[Opening Document passage section]

# Question - First craft show



## juliab86 (Oct 24, 2013)

Hi everyone!

I'm a soap maker myself, but going to my first craft show in December to help my mom sell her candles, no soap involved.

This is also her first craft event. She didn't consider this, but I think I'd be a good idea to hand out paper itemized receipts to customers. I didn't think it would be legal otherwise. Also, it would help her keep track of sales tax. We don't have a little printer, so we would have to handwrite them. Not sure if that is going to cause a problem. 

I'm wondering what the other people who sell at craft shows here do. Also, people who attend craft shows, what do you like to see when it comes to how venders handle their business? Any advice, stories, anecdotes or questions much appreciated


----------



## tinytreats (Oct 25, 2013)

The only receipts I give are when people pay with credit. From what I understand, the receipts you have would be for tax purposes. BUT I DONT KNOW! I know nothing! lol someone correct me if I'm wrong. 


Sent from my iPad using Soap Making


----------



## paillo (Oct 25, 2013)

The only receipts I give are to customers who buy with a credit card, and Square will send an email or text receipt. Or to folks who ask for a receipt, and I've only had one such request in a few years of doing markets.  I do keep a running total of what I sell, for tax purposes. Just chicken scratches that I can tally up later.


----------



## Second Impression (Oct 25, 2013)

I do them. Makes it easier to figure out later what I sold and gives a lot of sales insights like which products tend to sell together. Also, the sales tax law in my state requires that customers be given an itemized receipt that lists subtotal, tax and grand total. Of course that doesn't mean vendors at fairs and such actually follow the law or that it's widely enforced. While I do typically do receipts and charge tax separately, there are times I've forgotten a new receipt book, coinage or a way to calculate tax. Then I'll just do a tally sheet and pay the tax due out of my own pocket. 

Sent from my XT907 using Soap Making mobile app


----------



## juliab86 (Oct 25, 2013)

Thank you everybody for your insight and experience. I'll pass all this on to my mom. I figure helping her with the craft show will also give me some experience in them in case I do some one day  Right now I'm just working on researching VA tax law.


----------



## lisamaliga (Oct 25, 2013)

Good question. I used to sell online so I always included a receipt [invoice]. I attend crafty shows and as a customer I don't mind getting them. From a sales point of view a receipt not only looks professional but you can include your all-important company info [name, addy, URL, phone #] to get more sales.


----------



## Paintguru (Oct 27, 2013)

I was wondering about this as well.  I had planned to do receipts but it sounds like that is not the norm, so maybe I will go the route of paillo.  I would include a business card in the bag for potential future purchases.

[Closing Document passage section]

§ Exercise brief: Which usernames posted in the craft show receipts thread? List each one once. Answer from the thread on this page alone.

[Opening Raw data section]

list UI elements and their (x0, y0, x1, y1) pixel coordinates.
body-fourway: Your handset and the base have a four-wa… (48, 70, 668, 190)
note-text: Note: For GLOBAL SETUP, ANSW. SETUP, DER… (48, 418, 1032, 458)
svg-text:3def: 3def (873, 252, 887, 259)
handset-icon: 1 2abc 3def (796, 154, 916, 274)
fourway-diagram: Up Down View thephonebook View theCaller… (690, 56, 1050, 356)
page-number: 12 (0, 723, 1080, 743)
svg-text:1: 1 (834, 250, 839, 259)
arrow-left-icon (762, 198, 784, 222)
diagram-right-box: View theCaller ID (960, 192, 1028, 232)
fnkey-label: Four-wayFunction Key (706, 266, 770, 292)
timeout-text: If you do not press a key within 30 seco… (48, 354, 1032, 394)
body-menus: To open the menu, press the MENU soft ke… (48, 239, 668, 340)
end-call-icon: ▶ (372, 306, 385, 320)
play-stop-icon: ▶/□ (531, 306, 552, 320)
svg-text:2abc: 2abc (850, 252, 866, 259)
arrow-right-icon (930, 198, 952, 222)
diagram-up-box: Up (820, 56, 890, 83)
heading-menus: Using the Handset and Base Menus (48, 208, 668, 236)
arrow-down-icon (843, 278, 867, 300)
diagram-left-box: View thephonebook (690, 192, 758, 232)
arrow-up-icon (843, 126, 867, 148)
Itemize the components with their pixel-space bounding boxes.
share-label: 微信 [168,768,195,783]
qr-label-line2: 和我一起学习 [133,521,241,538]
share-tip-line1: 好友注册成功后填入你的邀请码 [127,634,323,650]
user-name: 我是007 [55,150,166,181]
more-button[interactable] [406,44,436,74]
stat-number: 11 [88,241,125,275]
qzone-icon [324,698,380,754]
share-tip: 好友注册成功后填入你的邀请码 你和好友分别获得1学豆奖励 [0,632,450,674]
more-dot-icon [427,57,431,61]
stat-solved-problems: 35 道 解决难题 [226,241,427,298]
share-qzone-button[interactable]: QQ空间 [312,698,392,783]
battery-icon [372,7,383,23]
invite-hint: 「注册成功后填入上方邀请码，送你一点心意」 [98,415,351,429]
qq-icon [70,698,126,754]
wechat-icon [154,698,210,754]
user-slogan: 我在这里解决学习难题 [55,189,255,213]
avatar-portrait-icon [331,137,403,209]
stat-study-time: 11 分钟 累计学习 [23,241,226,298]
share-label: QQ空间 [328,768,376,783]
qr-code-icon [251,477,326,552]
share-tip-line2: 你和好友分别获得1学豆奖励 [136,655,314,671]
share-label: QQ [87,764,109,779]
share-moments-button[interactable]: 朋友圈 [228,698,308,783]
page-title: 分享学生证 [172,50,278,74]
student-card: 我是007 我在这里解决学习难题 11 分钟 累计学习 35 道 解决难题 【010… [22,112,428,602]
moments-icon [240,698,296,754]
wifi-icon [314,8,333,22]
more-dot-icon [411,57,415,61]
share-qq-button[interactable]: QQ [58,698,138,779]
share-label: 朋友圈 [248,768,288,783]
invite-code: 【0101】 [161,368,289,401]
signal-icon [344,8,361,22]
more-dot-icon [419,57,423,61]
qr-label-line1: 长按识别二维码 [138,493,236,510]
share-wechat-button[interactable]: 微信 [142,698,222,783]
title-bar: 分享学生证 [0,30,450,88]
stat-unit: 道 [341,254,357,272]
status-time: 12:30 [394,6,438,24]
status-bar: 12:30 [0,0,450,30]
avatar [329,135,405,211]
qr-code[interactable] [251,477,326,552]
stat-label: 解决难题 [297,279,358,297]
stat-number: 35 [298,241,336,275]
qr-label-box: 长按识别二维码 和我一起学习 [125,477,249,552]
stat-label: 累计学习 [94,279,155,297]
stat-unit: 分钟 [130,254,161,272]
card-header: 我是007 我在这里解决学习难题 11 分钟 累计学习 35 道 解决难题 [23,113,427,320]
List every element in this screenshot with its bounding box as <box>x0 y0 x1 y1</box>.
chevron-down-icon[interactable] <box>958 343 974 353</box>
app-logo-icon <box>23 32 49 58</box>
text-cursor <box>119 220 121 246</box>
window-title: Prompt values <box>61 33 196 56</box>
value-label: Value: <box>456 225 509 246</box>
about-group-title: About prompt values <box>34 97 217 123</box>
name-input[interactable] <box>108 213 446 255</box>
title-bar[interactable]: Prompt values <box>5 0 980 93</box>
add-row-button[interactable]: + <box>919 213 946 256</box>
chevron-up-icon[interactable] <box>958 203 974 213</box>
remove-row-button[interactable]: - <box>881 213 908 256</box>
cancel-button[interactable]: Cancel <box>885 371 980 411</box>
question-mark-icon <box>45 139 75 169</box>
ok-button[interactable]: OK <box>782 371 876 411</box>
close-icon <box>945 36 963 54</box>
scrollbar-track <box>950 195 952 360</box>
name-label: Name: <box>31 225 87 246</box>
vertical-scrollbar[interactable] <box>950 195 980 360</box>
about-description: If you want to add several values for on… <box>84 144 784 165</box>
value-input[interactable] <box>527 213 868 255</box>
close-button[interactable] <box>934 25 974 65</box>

[Closing Raw data section]

§ Result for this exercise: juliab86, tinytreats, paillo, Second Impression, lisamaliga, Paintguru